**EXERCISE REQUIREMENTS**
Check each line of the data for "name" and select those that have it.

== THE DATA ==

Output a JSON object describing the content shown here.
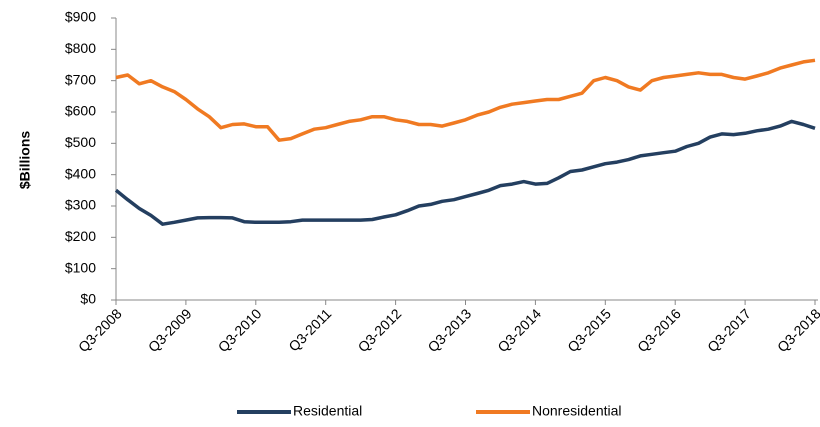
{
  "chart_data": {
    "type": "line",
    "y_label": "$Billions",
    "categories": [
      "Q3-2008",
      null,
      null,
      null,
      null,
      null,
      "Q3-2009",
      null,
      null,
      null,
      null,
      null,
      "Q3-2010",
      null,
      null,
      null,
      null,
      null,
      "Q3-2011",
      null,
      null,
      null,
      null,
      null,
      "Q3-2012",
      null,
      null,
      null,
      null,
      null,
      "Q3-2013",
      null,
      null,
      null,
      null,
      null,
      "Q3-2014",
      null,
      null,
      null,
      null,
      null,
      "Q3-2015",
      null,
      null,
      null,
      null,
      null,
      "Q3-2016",
      null,
      null,
      null,
      null,
      null,
      "Q3-2017",
      null,
      null,
      null,
      null,
      null,
      "Q3-2018"
    ],
    "series": [
      {
        "name": "Residential",
        "color": "#243f60",
        "values": [
          350,
          320,
          292,
          270,
          242,
          248,
          255,
          262,
          263,
          263,
          262,
          250,
          248,
          248,
          248,
          250,
          255,
          255,
          255,
          255,
          255,
          255,
          257,
          265,
          272,
          285,
          300,
          305,
          315,
          320,
          330,
          340,
          350,
          365,
          370,
          378,
          370,
          372,
          390,
          410,
          415,
          425,
          435,
          440,
          448,
          460,
          465,
          470,
          475,
          490,
          500,
          520,
          530,
          528,
          532,
          540,
          545,
          555,
          570,
          560,
          548
        ]
      },
      {
        "name": "Nonresidential",
        "color": "#f07a22",
        "values": [
          710,
          718,
          690,
          700,
          680,
          665,
          640,
          610,
          585,
          550,
          560,
          562,
          553,
          553,
          510,
          515,
          530,
          545,
          550,
          560,
          570,
          575,
          585,
          585,
          575,
          570,
          560,
          560,
          555,
          565,
          575,
          590,
          600,
          615,
          625,
          630,
          635,
          640,
          640,
          650,
          660,
          700,
          710,
          700,
          680,
          670,
          700,
          710,
          715,
          720,
          725,
          720,
          720,
          710,
          705,
          715,
          725,
          740,
          750,
          760,
          765
        ]
      }
    ],
    "ylim": [
      0,
      900
    ],
    "yticks": [
      {
        "value": 0,
        "label": "$0"
      },
      {
        "value": 100,
        "label": "$100"
      },
      {
        "value": 200,
        "label": "$200"
      },
      {
        "value": 300,
        "label": "$300"
      },
      {
        "value": 400,
        "label": "$400"
      },
      {
        "value": 500,
        "label": "$500"
      },
      {
        "value": 600,
        "label": "$600"
      },
      {
        "value": 700,
        "label": "$700"
      },
      {
        "value": 800,
        "label": "$800"
      },
      {
        "value": 900,
        "label": "$900"
      }
    ],
    "legend": "bottom"
  }
}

===

**ANSWER BELOW**
        "name": "Residential",
        "name": "Nonresidential",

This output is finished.